Objective ▸ Every line with the word "this" in it should be extracted from the data that follows.
== Records supplied ==
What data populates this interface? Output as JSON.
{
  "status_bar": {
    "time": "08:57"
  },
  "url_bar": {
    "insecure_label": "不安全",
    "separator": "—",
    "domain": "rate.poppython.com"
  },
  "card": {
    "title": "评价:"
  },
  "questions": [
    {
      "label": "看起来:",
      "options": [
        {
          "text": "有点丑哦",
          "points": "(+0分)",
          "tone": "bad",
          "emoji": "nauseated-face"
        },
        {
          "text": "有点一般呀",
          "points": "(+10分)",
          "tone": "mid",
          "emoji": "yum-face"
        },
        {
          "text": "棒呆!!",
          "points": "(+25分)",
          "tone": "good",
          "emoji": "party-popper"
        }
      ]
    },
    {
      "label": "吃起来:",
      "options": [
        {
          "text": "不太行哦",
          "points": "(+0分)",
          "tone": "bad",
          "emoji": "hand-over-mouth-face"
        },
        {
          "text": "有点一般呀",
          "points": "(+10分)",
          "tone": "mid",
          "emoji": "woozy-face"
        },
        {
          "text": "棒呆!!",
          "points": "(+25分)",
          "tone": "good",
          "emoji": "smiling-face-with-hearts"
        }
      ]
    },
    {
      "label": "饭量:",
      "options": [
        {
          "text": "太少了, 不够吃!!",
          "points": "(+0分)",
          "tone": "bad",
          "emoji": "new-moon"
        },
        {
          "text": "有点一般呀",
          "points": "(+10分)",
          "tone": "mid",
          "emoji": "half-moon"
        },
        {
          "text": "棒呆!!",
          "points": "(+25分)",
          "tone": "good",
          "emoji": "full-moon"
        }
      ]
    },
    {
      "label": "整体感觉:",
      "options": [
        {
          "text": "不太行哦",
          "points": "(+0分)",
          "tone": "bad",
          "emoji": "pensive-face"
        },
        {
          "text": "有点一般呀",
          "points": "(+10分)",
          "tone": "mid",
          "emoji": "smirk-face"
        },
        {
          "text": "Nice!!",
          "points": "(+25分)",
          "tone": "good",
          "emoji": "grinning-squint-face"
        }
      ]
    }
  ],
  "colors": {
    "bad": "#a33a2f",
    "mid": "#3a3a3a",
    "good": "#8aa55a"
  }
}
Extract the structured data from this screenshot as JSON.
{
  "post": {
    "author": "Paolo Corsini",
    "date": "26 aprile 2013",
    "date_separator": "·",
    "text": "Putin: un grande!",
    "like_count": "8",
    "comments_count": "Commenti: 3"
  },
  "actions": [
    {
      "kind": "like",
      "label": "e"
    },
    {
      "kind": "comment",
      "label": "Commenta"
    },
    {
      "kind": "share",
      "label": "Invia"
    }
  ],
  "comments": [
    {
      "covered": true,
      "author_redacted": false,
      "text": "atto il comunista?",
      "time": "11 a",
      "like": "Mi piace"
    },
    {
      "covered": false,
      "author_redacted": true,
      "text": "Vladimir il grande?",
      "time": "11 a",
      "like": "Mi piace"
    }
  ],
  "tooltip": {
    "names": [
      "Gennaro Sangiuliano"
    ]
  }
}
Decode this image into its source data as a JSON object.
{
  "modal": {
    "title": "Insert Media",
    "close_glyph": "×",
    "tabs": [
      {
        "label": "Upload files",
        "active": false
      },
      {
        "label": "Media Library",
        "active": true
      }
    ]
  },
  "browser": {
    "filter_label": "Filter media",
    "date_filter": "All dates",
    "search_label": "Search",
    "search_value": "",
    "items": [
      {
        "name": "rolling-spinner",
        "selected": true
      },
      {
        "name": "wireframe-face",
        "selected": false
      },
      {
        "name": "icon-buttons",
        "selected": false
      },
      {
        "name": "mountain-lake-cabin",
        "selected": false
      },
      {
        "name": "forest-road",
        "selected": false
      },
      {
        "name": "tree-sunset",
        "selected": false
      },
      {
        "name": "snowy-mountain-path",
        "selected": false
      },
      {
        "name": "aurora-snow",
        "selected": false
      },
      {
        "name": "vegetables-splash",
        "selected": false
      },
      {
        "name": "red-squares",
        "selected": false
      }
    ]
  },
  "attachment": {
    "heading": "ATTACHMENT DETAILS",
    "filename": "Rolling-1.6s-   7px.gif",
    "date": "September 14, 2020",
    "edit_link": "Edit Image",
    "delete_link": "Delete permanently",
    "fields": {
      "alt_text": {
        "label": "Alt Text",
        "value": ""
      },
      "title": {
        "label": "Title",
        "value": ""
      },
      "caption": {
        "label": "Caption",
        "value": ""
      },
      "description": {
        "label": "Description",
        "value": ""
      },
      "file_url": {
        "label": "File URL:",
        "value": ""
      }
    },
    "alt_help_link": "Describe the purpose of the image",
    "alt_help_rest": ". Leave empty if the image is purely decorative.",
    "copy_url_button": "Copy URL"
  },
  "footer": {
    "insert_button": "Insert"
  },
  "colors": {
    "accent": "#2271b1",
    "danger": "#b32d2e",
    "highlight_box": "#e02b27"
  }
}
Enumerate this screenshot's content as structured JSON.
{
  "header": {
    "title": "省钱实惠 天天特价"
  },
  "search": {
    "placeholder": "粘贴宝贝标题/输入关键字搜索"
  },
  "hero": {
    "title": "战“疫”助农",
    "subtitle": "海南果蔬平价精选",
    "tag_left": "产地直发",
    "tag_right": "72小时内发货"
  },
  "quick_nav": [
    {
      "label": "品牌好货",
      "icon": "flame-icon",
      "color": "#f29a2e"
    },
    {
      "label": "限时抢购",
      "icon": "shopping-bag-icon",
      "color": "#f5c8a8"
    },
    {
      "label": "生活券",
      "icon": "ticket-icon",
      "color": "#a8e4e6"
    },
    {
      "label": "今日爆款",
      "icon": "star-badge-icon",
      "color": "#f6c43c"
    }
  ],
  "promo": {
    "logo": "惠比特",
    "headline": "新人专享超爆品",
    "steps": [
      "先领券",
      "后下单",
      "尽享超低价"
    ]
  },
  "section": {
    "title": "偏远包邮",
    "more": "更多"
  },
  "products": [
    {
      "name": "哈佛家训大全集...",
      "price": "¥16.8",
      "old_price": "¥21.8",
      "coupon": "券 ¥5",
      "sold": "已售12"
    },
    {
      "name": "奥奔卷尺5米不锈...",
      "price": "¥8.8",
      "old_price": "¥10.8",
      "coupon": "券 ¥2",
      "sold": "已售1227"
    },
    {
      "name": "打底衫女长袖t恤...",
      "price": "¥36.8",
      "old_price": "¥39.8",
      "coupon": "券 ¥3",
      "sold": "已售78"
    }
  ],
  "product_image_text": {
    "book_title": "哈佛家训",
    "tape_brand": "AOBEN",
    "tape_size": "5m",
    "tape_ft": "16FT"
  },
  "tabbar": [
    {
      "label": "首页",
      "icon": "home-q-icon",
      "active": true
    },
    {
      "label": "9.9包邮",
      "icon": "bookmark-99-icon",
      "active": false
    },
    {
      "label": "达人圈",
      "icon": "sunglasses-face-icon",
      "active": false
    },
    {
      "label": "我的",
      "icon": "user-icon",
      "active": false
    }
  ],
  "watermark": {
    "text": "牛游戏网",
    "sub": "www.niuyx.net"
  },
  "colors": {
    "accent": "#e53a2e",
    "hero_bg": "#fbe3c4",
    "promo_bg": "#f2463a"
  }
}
===
Exercise response ▸
What data populates this interface? Output as JSON.
Extract the structured data from this screenshot as JSON.
Decode this image into its source data as a JSON object.
Enumerate this screenshot's content as structured JSON.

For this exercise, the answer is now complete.